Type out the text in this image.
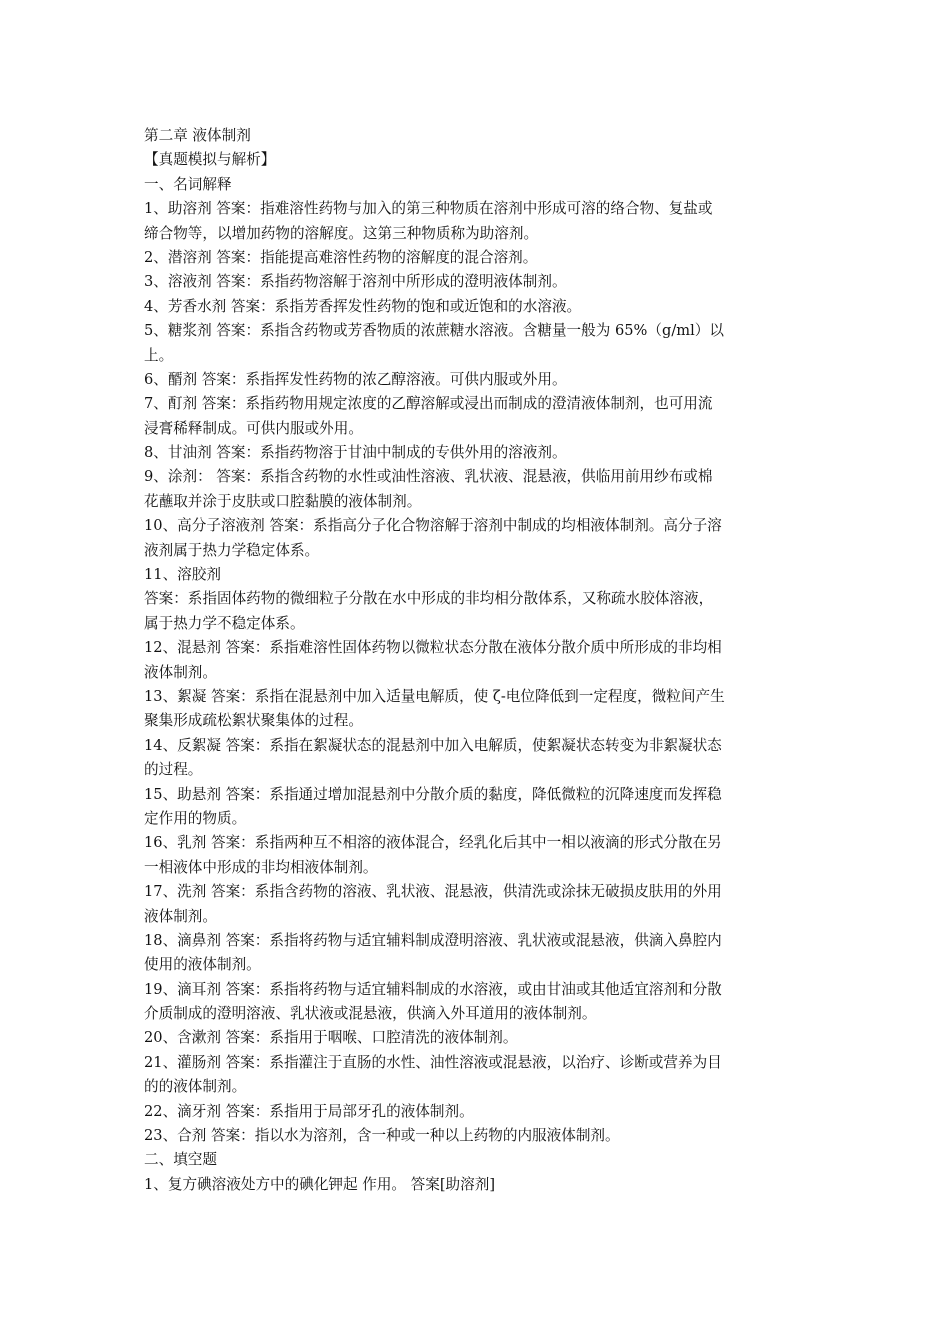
第二章 液体制剂
【真题模拟与解析】
一、名词解释
1、助溶剂 答案：指难溶性药物与加入的第三种物质在溶剂中形成可溶的络合物、复盐或
缔合物等，以增加药物的溶解度。这第三种物质称为助溶剂。
2、潜溶剂 答案：指能提高难溶性药物的溶解度的混合溶剂。
3、溶液剂 答案：系指药物溶解于溶剂中所形成的澄明液体制剂。
4、芳香水剂 答案：系指芳香挥发性药物的饱和或近饱和的水溶液。
5、糖浆剂 答案：系指含药物或芳香物质的浓蔗糖水溶液。含糖量一般为 65%（g/ml）以
上。
6、醑剂 答案：系指挥发性药物的浓乙醇溶液。可供内服或外用。
7、酊剂 答案：系指药物用规定浓度的乙醇溶解或浸出而制成的澄清液体制剂，也可用流
浸膏稀释制成。可供内服或外用。
8、甘油剂 答案：系指药物溶于甘油中制成的专供外用的溶液剂。
9、涂剂： 答案：系指含药物的水性或油性溶液、乳状液、混悬液，供临用前用纱布或棉
花蘸取并涂于皮肤或口腔黏膜的液体制剂。
10、高分子溶液剂 答案：系指高分子化合物溶解于溶剂中制成的均相液体制剂。高分子溶
液剂属于热力学稳定体系。
11、溶胶剂
答案：系指固体药物的微细粒子分散在水中形成的非均相分散体系，又称疏水胶体溶液，
属于热力学不稳定体系。
12、混悬剂 答案：系指难溶性固体药物以微粒状态分散在液体分散介质中所形成的非均相
液体制剂。
13、絮凝 答案：系指在混悬剂中加入适量电解质，使 ζ-电位降低到一定程度，微粒间产生
聚集形成疏松絮状聚集体的过程。
14、反絮凝 答案：系指在絮凝状态的混悬剂中加入电解质，使絮凝状态转变为非絮凝状态
的过程。
15、助悬剂 答案：系指通过增加混悬剂中分散介质的黏度，降低微粒的沉降速度而发挥稳
定作用的物质。
16、乳剂 答案：系指两种互不相溶的液体混合，经乳化后其中一相以液滴的形式分散在另
一相液体中形成的非均相液体制剂。
17、洗剂 答案：系指含药物的溶液、乳状液、混悬液，供清洗或涂抹无破损皮肤用的外用
液体制剂。
18、滴鼻剂 答案：系指将药物与适宜辅料制成澄明溶液、乳状液或混悬液，供滴入鼻腔内
使用的液体制剂。
19、滴耳剂 答案：系指将药物与适宜辅料制成的水溶液，或由甘油或其他适宜溶剂和分散
介质制成的澄明溶液、乳状液或混悬液，供滴入外耳道用的液体制剂。
20、含漱剂 答案：系指用于咽喉、口腔清洗的液体制剂。
21、灌肠剂 答案：系指灌注于直肠的水性、油性溶液或混悬液，以治疗、诊断或营养为目
的的液体制剂。
22、滴牙剂 答案：系指用于局部牙孔的液体制剂。
23、合剂 答案：指以水为溶剂，含一种或一种以上药物的内服液体制剂。
二、填空题
1、复方碘溶液处方中的碘化钾起 作用。 答案[助溶剂]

* * * * * * *

| DIRECTIONS |
Print out the lines exactly, skipping any picture.

| WORKED ANSWER |
Type out the text in this image.
第二章 液体制剂
【真题模拟与解析】
一、名词解释
1、助溶剂 答案：指难溶性药物与加入的第三种物质在溶剂中形成可溶的络合物、复盐或
缔合物等，以增加药物的溶解度。这第三种物质称为助溶剂。
2、潜溶剂 答案：指能提高难溶性药物的溶解度的混合溶剂。
3、溶液剂 答案：系指药物溶解于溶剂中所形成的澄明液体制剂。
4、芳香水剂 答案：系指芳香挥发性药物的饱和或近饱和的水溶液。
5、糖浆剂 答案：系指含药物或芳香物质的浓蔗糖水溶液。含糖量一般为 65%（g/ml）以
上。
6、醑剂 答案：系指挥发性药物的浓乙醇溶液。可供内服或外用。
7、酊剂 答案：系指药物用规定浓度的乙醇溶解或浸出而制成的澄清液体制剂，也可用流
浸膏稀释制成。可供内服或外用。
8、甘油剂 答案：系指药物溶于甘油中制成的专供外用的溶液剂。
9、涂剂： 答案：系指含药物的水性或油性溶液、乳状液、混悬液，供临用前用纱布或棉
花蘸取并涂于皮肤或口腔黏膜的液体制剂。
10、高分子溶液剂 答案：系指高分子化合物溶解于溶剂中制成的均相液体制剂。高分子溶
液剂属于热力学稳定体系。
11、溶胶剂
答案：系指固体药物的微细粒子分散在水中形成的非均相分散体系，又称疏水胶体溶液，
属于热力学不稳定体系。
12、混悬剂 答案：系指难溶性固体药物以微粒状态分散在液体分散介质中所形成的非均相
液体制剂。
13、絮凝 答案：系指在混悬剂中加入适量电解质，使 ζ-电位降低到一定程度，微粒间产生
聚集形成疏松絮状聚集体的过程。
14、反絮凝 答案：系指在絮凝状态的混悬剂中加入电解质，使絮凝状态转变为非絮凝状态
的过程。
15、助悬剂 答案：系指通过增加混悬剂中分散介质的黏度，降低微粒的沉降速度而发挥稳
定作用的物质。
16、乳剂 答案：系指两种互不相溶的液体混合，经乳化后其中一相以液滴的形式分散在另
一相液体中形成的非均相液体制剂。
17、洗剂 答案：系指含药物的溶液、乳状液、混悬液，供清洗或涂抹无破损皮肤用的外用
液体制剂。
18、滴鼻剂 答案：系指将药物与适宜辅料制成澄明溶液、乳状液或混悬液，供滴入鼻腔内
使用的液体制剂。
19、滴耳剂 答案：系指将药物与适宜辅料制成的水溶液，或由甘油或其他适宜溶剂和分散
介质制成的澄明溶液、乳状液或混悬液，供滴入外耳道用的液体制剂。
20、含漱剂 答案：系指用于咽喉、口腔清洗的液体制剂。
21、灌肠剂 答案：系指灌注于直肠的水性、油性溶液或混悬液，以治疗、诊断或营养为目
的的液体制剂。
22、滴牙剂 答案：系指用于局部牙孔的液体制剂。
23、合剂 答案：指以水为溶剂，含一种或一种以上药物的内服液体制剂。
二、填空题
1、复方碘溶液处方中的碘化钾起 作用。 答案[助溶剂]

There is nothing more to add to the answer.